### Aufgabe
Fasse den Artikel über das Ende der Ampelregierung in zwei Sätzen zusammen.

Ampel abgeschaltet: So reagiert das Saarland
Die Ampel ist am Ende: Bundeskanzler Scholz will im Januar die Vertrauensfrage stellen, die CDU fordert ein schnelleres Vorgehen. Auch die saarländische Politik ist uneins beim Zeitplan.
Schon länger kriselte es in der Bundesregierung aus SPD, Grünen und FDP. Am Mittwochabend verkündete Bundeskanzler Olaf Scholz dann das Ende der Ampelregierung: Bundesfinanzminister Christian Lindner (FDP) wird entlassen, sein Nachfolger wird Jörg Kukies, der bislang Staatssekretär im Kanzleramt war.
Bundeskanzler Scholz will im Januar die Vertrauensfrage im Bundestag stellen. Dann könnten Neuwahlen Ende März folgen.
Der CDU allerdings ist das nicht schnell genug: CDU-Chef Friedrich Merz hat von Scholz gefordert, die Vertrauensfrage sofort, aber spätestens nächste Woche, zu stellen. Wie es jetzt in den nächsten Tagen und Wochen weitergeht, welche möglichen Szenarien es gibt, erklärt tagesschau.de hier.

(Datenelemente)
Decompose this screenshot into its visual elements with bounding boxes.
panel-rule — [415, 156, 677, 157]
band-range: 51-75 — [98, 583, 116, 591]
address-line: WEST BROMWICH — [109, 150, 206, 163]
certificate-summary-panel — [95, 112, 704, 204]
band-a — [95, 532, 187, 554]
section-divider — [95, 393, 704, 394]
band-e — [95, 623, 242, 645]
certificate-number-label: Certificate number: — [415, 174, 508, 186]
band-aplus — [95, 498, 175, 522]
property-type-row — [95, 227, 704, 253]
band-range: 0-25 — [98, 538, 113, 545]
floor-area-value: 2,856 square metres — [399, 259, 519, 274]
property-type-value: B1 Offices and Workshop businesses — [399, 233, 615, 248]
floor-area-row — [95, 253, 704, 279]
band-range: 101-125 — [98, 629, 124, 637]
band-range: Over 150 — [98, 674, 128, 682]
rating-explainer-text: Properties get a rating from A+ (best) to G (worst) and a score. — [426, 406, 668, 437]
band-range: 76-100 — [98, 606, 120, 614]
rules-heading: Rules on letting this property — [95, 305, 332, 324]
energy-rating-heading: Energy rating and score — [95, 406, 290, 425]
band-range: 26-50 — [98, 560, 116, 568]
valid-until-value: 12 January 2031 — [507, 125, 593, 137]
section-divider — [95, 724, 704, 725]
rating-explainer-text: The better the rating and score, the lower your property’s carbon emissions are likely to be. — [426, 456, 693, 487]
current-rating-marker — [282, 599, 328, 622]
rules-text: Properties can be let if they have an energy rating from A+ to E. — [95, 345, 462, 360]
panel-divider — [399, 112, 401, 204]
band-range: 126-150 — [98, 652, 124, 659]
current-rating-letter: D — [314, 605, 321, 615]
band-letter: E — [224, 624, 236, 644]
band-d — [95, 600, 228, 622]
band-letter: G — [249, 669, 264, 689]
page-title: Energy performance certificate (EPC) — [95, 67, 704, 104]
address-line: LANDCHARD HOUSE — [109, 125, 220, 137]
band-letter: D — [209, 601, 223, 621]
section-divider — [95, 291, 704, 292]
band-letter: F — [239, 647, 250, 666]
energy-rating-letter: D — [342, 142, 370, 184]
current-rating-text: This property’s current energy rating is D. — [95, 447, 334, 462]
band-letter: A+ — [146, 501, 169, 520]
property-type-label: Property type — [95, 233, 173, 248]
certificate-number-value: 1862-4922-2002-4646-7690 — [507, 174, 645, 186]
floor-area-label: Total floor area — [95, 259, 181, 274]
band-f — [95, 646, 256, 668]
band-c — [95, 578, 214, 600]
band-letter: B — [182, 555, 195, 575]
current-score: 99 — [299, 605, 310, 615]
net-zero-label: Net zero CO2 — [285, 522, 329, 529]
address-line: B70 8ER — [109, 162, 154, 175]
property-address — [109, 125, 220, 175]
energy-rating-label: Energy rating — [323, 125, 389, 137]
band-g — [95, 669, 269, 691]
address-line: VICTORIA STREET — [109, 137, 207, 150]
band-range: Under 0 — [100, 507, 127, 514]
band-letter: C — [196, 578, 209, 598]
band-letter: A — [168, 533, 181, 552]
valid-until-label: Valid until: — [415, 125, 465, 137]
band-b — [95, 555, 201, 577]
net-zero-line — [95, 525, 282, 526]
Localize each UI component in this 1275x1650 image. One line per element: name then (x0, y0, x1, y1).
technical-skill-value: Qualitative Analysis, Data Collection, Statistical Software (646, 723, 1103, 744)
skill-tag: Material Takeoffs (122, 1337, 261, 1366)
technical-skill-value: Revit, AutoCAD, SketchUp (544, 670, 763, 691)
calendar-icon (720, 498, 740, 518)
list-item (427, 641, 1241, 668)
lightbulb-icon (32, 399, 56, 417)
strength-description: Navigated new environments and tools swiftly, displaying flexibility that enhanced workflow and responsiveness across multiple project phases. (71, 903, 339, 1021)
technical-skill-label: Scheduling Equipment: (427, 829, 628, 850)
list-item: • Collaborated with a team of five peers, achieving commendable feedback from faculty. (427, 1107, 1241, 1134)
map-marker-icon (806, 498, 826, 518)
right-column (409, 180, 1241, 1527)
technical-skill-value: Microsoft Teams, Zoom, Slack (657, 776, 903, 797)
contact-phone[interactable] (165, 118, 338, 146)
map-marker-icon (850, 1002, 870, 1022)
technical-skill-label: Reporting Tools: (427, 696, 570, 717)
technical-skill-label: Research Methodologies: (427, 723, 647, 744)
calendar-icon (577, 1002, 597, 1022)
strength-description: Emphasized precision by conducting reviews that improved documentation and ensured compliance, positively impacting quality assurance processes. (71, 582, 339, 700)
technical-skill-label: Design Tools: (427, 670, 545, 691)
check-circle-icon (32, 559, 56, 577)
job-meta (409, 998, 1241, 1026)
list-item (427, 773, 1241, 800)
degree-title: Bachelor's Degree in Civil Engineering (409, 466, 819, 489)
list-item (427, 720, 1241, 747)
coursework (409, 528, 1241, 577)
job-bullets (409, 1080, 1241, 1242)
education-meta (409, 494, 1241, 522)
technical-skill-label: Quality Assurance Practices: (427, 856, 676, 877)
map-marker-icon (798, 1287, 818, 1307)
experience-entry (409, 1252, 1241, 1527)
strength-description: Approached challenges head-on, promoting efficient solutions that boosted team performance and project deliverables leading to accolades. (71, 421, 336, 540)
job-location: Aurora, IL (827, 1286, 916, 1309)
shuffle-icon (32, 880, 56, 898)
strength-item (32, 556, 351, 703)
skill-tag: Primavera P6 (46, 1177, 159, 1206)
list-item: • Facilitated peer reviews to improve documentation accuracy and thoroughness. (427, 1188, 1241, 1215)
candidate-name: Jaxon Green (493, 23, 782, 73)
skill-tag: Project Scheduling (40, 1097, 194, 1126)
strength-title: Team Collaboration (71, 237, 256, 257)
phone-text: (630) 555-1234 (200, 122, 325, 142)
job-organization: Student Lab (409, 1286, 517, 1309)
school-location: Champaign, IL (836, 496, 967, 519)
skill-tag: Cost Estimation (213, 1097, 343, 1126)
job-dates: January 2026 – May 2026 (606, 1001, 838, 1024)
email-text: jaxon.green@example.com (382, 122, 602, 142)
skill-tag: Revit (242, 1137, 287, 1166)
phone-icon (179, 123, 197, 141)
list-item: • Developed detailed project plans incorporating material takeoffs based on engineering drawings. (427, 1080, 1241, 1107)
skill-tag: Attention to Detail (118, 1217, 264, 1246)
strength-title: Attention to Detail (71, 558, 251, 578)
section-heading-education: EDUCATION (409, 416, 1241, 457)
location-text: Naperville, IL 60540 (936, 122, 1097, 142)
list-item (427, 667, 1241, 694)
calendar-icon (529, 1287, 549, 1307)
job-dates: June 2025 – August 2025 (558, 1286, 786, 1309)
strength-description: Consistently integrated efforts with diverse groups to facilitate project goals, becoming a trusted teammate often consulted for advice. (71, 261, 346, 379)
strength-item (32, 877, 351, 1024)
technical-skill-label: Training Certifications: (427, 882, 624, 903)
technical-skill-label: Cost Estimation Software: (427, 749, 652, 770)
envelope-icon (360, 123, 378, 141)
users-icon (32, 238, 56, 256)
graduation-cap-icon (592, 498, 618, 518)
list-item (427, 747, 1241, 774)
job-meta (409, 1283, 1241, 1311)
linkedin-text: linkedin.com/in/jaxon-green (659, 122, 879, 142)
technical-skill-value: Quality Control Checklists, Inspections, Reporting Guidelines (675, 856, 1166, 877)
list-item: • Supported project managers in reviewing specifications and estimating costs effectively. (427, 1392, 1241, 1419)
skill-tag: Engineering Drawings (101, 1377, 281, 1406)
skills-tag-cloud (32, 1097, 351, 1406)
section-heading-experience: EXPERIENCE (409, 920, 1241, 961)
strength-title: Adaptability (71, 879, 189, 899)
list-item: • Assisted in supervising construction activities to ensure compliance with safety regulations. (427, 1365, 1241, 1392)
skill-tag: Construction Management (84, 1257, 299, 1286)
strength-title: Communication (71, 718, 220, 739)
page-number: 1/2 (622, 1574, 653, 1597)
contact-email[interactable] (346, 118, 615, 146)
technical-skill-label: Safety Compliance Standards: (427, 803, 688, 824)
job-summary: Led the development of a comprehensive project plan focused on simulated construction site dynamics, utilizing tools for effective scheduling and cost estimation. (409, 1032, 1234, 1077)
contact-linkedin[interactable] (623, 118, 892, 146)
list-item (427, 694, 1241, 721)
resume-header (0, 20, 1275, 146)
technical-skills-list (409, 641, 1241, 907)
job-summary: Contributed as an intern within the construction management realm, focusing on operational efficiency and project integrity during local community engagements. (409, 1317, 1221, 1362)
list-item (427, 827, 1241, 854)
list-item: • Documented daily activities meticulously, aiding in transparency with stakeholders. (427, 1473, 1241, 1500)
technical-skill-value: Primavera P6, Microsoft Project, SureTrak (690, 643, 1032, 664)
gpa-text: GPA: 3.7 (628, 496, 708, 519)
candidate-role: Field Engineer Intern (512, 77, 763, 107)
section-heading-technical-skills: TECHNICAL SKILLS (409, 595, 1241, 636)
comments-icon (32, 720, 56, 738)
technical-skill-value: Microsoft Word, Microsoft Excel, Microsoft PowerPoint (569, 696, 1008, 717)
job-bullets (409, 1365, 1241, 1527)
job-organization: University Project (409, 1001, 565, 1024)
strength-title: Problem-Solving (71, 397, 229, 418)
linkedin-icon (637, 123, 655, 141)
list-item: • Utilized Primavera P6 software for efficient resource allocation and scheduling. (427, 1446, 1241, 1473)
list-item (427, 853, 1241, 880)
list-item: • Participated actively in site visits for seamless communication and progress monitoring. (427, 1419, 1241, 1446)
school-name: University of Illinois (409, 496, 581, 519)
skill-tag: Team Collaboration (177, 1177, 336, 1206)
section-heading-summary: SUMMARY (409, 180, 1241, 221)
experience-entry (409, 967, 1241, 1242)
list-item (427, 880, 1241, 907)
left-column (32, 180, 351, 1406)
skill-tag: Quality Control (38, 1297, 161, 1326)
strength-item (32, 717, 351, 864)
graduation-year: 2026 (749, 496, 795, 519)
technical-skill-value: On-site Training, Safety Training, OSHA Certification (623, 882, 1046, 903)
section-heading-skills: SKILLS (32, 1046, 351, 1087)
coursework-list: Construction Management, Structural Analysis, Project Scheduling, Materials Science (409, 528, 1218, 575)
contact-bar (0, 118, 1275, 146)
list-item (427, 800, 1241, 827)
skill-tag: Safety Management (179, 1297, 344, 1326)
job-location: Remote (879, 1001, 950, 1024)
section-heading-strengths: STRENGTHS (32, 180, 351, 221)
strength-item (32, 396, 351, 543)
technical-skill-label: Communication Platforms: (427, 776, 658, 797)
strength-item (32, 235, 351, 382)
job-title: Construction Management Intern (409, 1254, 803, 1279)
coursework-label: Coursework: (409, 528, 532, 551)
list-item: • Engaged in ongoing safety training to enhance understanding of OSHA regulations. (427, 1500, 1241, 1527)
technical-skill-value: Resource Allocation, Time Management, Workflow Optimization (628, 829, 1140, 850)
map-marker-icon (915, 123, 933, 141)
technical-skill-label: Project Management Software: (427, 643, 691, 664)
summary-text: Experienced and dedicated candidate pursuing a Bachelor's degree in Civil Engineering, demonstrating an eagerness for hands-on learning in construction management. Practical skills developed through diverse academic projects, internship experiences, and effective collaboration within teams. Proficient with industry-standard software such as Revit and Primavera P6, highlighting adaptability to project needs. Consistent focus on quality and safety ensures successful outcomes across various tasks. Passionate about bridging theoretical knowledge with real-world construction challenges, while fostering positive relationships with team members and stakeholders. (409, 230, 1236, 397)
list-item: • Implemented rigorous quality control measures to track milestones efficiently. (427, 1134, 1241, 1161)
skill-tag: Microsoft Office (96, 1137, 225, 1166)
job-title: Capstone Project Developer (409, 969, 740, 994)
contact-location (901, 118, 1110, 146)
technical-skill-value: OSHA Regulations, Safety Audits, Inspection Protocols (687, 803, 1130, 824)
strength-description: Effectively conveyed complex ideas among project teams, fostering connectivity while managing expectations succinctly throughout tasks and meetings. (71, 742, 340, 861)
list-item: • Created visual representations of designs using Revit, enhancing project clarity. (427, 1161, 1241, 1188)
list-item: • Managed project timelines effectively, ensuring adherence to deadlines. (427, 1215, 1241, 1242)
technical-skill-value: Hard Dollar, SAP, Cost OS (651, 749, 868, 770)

### Bearbeitete Aufgabe
Bundeskanzler Olaf Scholz hat das Ende der Ampelregierung aus SPD, Grünen und FDP verkündet: Finanzminister Christian Lindner wird entlassen, und sein Nachfolger wird Jörg Kukies. Scholz will im Januar die Vertrauensfrage stellen, sodass Ende März Neuwahlen folgen könnten, doch CDU-Chef Friedrich Merz fordert sie spätestens für nächste Woche, und auch die saarländische Politik ist beim Zeitplan uneins.